> Exercise
In the data that follows, count the lines in which the word "debugInformation" occurs, and report that figure alone.

> Records provided
-------------------------
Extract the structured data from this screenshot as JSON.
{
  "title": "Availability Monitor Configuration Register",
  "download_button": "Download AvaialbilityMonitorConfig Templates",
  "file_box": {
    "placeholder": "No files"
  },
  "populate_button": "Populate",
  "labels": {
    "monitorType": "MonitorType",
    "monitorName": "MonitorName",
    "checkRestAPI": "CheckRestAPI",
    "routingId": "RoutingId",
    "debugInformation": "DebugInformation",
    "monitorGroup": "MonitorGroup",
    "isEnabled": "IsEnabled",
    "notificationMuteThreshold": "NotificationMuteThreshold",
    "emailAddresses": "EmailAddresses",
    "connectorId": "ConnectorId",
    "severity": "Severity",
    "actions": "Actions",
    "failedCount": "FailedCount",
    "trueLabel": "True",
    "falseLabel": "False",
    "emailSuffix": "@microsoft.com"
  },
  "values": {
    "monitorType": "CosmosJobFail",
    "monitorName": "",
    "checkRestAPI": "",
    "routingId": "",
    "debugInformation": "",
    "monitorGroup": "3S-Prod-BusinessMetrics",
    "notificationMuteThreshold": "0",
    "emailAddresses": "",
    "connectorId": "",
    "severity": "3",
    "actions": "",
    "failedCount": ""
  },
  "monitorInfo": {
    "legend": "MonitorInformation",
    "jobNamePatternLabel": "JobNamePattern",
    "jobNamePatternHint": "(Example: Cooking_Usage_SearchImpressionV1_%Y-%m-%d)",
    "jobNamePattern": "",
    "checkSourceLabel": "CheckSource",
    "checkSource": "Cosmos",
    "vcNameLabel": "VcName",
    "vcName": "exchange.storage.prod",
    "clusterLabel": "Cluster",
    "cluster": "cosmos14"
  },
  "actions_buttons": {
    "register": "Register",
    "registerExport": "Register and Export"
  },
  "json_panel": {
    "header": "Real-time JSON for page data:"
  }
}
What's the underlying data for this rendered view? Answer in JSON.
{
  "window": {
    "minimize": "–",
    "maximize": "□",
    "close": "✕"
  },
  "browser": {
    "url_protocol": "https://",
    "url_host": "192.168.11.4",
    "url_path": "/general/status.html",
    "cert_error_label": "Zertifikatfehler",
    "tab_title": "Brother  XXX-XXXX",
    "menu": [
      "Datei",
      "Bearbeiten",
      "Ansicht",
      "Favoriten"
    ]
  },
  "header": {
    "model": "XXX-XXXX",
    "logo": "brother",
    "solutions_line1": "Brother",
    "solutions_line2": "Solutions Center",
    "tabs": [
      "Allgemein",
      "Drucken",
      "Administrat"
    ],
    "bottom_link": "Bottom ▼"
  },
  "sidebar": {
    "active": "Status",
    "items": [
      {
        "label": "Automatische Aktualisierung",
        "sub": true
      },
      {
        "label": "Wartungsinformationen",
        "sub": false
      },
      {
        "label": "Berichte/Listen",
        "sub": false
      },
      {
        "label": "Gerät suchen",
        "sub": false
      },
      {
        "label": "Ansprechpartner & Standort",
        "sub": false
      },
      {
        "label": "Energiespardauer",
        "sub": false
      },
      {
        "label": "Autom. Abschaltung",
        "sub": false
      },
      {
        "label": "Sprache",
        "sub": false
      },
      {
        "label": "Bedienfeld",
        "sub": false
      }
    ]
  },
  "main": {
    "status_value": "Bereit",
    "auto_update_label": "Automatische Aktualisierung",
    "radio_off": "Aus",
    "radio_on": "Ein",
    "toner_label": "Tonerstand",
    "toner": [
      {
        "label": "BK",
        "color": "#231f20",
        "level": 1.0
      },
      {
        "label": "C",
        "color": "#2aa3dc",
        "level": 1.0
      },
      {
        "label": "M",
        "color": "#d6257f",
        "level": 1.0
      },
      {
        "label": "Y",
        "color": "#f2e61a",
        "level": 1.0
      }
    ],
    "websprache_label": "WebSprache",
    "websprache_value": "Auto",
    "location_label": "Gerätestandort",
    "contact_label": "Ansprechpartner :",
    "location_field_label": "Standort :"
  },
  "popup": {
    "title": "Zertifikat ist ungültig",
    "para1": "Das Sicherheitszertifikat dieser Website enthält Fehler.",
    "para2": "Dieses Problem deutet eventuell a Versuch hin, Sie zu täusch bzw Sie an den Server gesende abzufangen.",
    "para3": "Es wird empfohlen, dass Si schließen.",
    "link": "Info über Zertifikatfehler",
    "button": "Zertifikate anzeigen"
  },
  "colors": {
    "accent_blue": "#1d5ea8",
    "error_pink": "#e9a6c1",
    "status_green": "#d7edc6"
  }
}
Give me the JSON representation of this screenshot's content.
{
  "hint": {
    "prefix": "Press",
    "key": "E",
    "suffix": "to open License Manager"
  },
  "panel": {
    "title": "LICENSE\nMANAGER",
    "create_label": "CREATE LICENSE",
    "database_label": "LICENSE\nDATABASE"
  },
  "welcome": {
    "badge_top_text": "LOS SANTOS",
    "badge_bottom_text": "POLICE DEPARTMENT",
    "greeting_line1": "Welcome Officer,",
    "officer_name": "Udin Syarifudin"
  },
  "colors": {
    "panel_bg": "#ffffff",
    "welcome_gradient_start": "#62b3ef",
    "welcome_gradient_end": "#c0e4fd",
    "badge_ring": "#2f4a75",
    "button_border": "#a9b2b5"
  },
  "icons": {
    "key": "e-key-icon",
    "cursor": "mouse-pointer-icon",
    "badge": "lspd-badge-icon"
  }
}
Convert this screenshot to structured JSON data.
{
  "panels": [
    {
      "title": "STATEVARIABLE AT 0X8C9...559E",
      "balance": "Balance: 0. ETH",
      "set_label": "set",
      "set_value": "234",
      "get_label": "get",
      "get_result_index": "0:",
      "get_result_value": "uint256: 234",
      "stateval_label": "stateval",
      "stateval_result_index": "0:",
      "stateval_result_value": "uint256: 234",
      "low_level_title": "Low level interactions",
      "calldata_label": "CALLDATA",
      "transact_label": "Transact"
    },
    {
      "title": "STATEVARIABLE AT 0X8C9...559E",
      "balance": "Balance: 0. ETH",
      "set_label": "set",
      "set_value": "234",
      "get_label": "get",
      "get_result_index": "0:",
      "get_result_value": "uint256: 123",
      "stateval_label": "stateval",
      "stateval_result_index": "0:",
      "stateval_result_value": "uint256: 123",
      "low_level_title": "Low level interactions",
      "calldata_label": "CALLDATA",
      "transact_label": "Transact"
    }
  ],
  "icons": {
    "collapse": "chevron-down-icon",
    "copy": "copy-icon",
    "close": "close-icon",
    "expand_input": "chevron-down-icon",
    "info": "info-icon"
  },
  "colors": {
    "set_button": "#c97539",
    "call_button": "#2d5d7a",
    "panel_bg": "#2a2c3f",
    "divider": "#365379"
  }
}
-------------------------
> Answer to the task
2